**Task description**:
Repeat the listing exactly as given, omitting every image.

*** Record extracts ***

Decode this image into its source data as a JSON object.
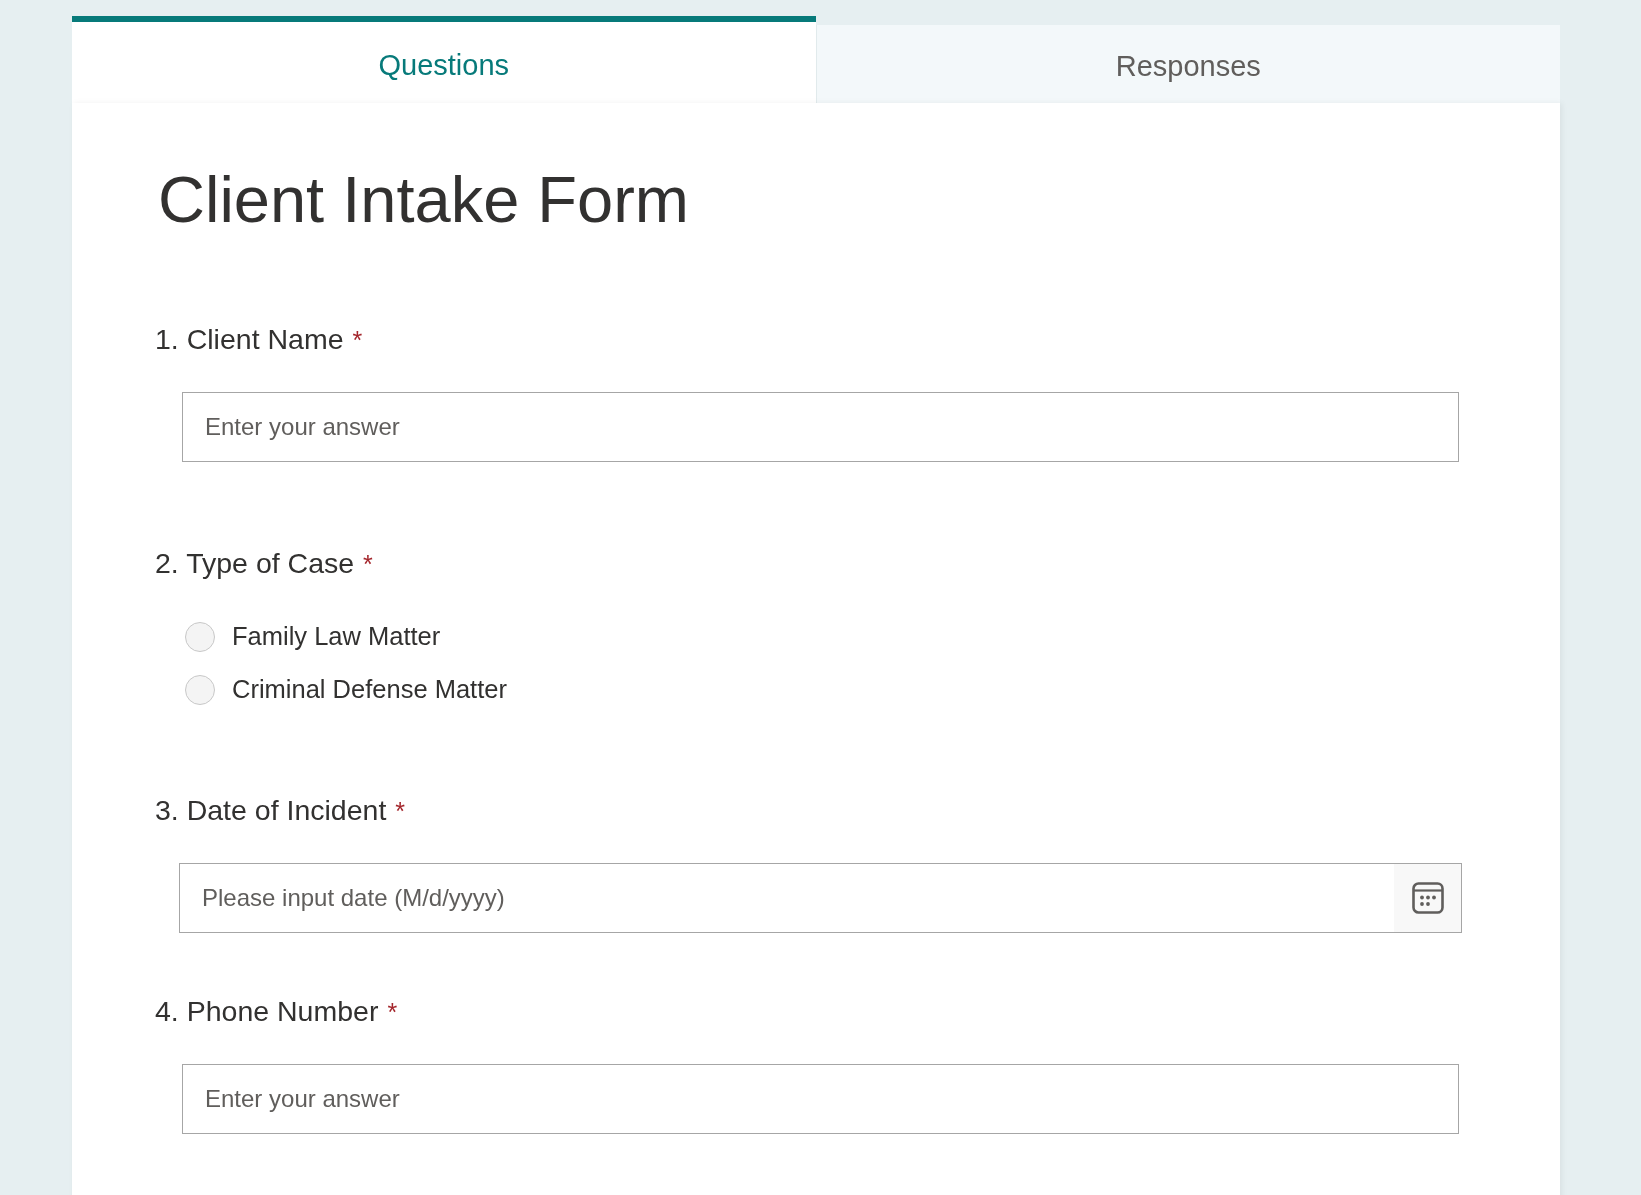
{
  "tabs": [
    {
      "label": "Questions",
      "selected": true
    },
    {
      "label": "Responses",
      "selected": false
    }
  ],
  "form": {
    "title": "Client Intake Form",
    "questions": [
      {
        "kind": "text",
        "label": "1. Client Name",
        "required_mark": "*",
        "placeholder": "Enter your answer"
      },
      {
        "kind": "choice",
        "label": "2. Type of Case",
        "required_mark": "*",
        "options": [
          {
            "label": "Family Law Matter",
            "selected": false
          },
          {
            "label": "Criminal Defense Matter",
            "selected": false
          }
        ]
      },
      {
        "kind": "date",
        "label": "3. Date of Incident",
        "required_mark": "*",
        "placeholder": "Please input date (M/d/yyyy)"
      },
      {
        "kind": "text",
        "label": "4. Phone Number",
        "required_mark": "*",
        "placeholder": "Enter your answer"
      }
    ]
  }
}
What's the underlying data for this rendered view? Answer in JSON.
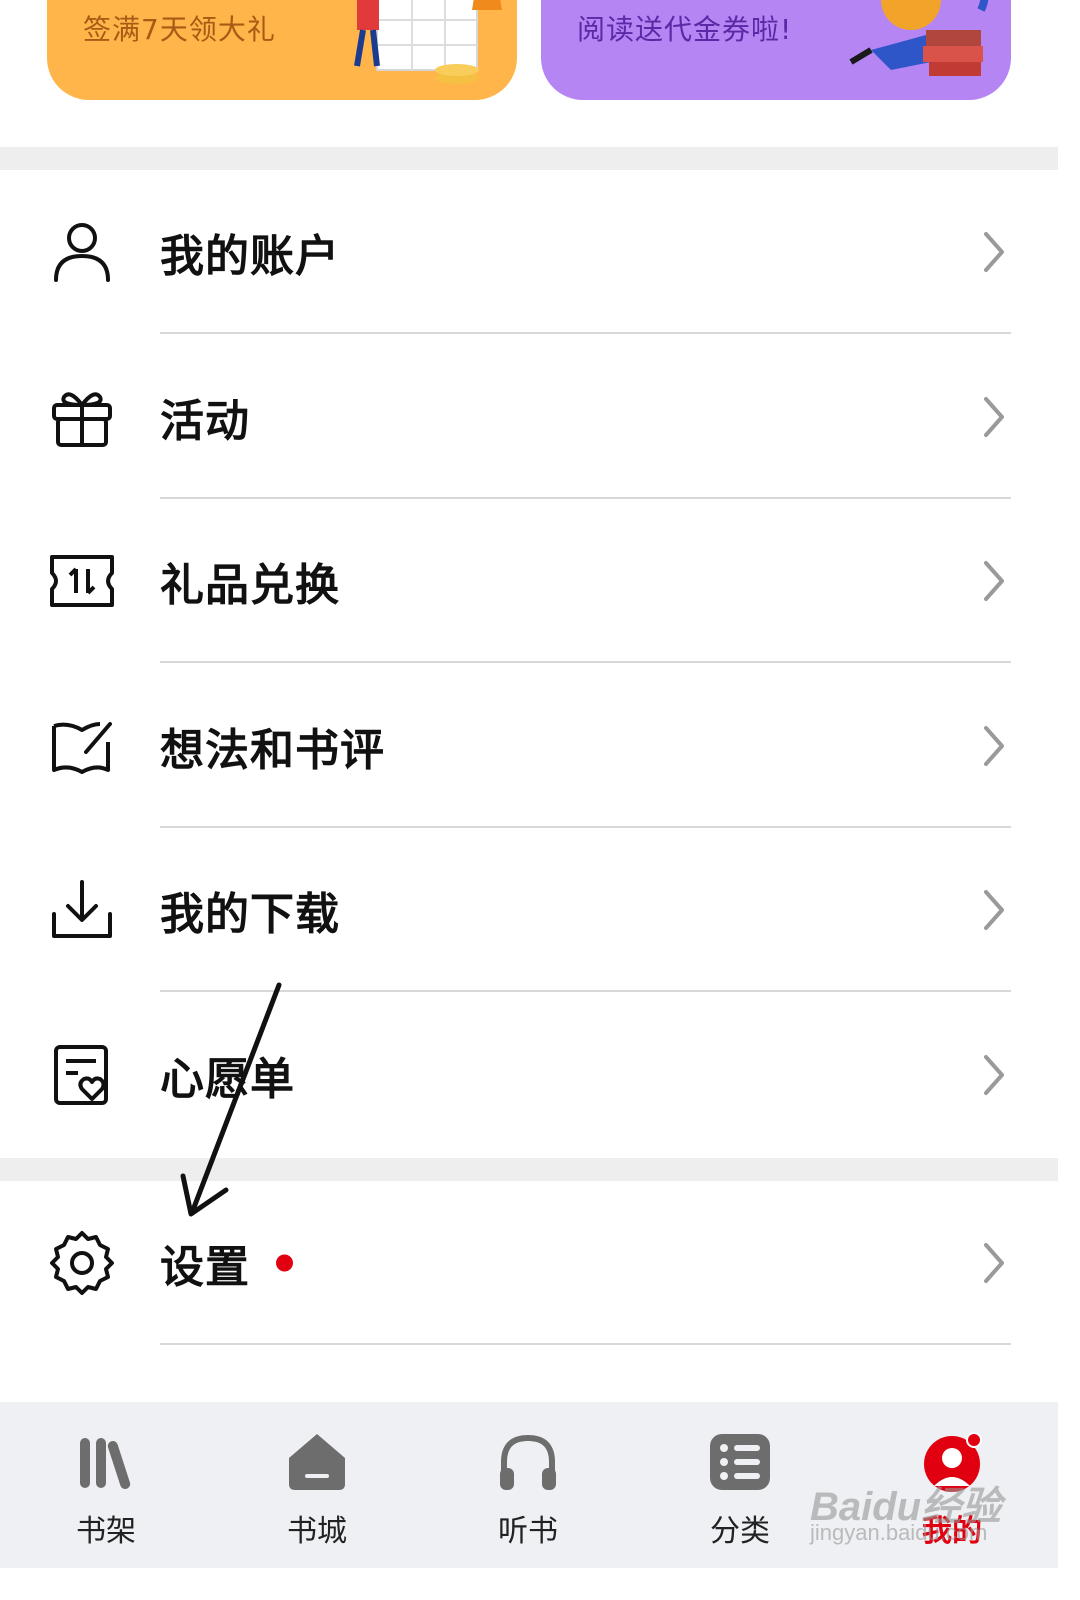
{
  "banners": [
    {
      "text": "签满7天领大礼",
      "color": "#ffb54a"
    },
    {
      "text": "阅读送代金券啦!",
      "color": "#b585f4"
    }
  ],
  "menu_group1": [
    {
      "label": "我的账户",
      "icon": "user-icon"
    },
    {
      "label": "活动",
      "icon": "gift-icon"
    },
    {
      "label": "礼品兑换",
      "icon": "ticket-exchange-icon"
    },
    {
      "label": "想法和书评",
      "icon": "book-edit-icon"
    },
    {
      "label": "我的下载",
      "icon": "download-icon"
    },
    {
      "label": "心愿单",
      "icon": "wishlist-icon"
    }
  ],
  "menu_group2": [
    {
      "label": "设置",
      "icon": "gear-icon",
      "badge": "red-dot"
    }
  ],
  "tabbar": {
    "items": [
      {
        "label": "书架",
        "icon": "bookshelf-icon"
      },
      {
        "label": "书城",
        "icon": "bookstore-icon"
      },
      {
        "label": "听书",
        "icon": "headphones-icon"
      },
      {
        "label": "分类",
        "icon": "category-list-icon"
      },
      {
        "label": "我的",
        "icon": "profile-avatar-icon",
        "active": true
      }
    ]
  },
  "watermark": {
    "line1": "Baidu经验",
    "line2": "jingyan.baidu.com"
  },
  "colors": {
    "accent": "#e1000f",
    "separator": "#eeeeee"
  }
}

***

**Reply to the exercise**:
Decode this image into its source data as a JSON object.
{
  "tabs": [
    {
      "label": "Questions",
      "selected": true
    },
    {
      "label": "Responses",
      "selected": false
    }
  ],
  "form": {
    "title": "Client Intake Form",
    "questions": [
      {
        "kind": "text",
        "label": "1. Client Name",
        "required_mark": "*",
        "placeholder": "Enter your answer"
      },
      {
        "kind": "choice",
        "label": "2. Type of Case",
        "required_mark": "*",
        "options": [
          {
            "label": "Family Law Matter",
            "selected": false
          },
          {
            "label": "Criminal Defense Matter",
            "selected": false
          }
        ]
      },
      {
        "kind": "date",
        "label": "3. Date of Incident",
        "required_mark": "*",
        "placeholder": "Please input date (M/d/yyyy)"
      },
      {
        "kind": "text",
        "label": "4. Phone Number",
        "required_mark": "*",
        "placeholder": "Enter your answer"
      }
    ]
  }
}
What's the underlying data for this rendered view? Answer in JSON.
{
  "banners": [
    {
      "text": "签满7天领大礼",
      "color": "#ffb54a"
    },
    {
      "text": "阅读送代金券啦!",
      "color": "#b585f4"
    }
  ],
  "menu_group1": [
    {
      "label": "我的账户",
      "icon": "user-icon"
    },
    {
      "label": "活动",
      "icon": "gift-icon"
    },
    {
      "label": "礼品兑换",
      "icon": "ticket-exchange-icon"
    },
    {
      "label": "想法和书评",
      "icon": "book-edit-icon"
    },
    {
      "label": "我的下载",
      "icon": "download-icon"
    },
    {
      "label": "心愿单",
      "icon": "wishlist-icon"
    }
  ],
  "menu_group2": [
    {
      "label": "设置",
      "icon": "gear-icon",
      "badge": "red-dot"
    }
  ],
  "tabbar": {
    "items": [
      {
        "label": "书架",
        "icon": "bookshelf-icon"
      },
      {
        "label": "书城",
        "icon": "bookstore-icon"
      },
      {
        "label": "听书",
        "icon": "headphones-icon"
      },
      {
        "label": "分类",
        "icon": "category-list-icon"
      },
      {
        "label": "我的",
        "icon": "profile-avatar-icon",
        "active": true
      }
    ]
  },
  "watermark": {
    "line1": "Baidu经验",
    "line2": "jingyan.baidu.com"
  },
  "colors": {
    "accent": "#e1000f",
    "separator": "#eeeeee"
  }
}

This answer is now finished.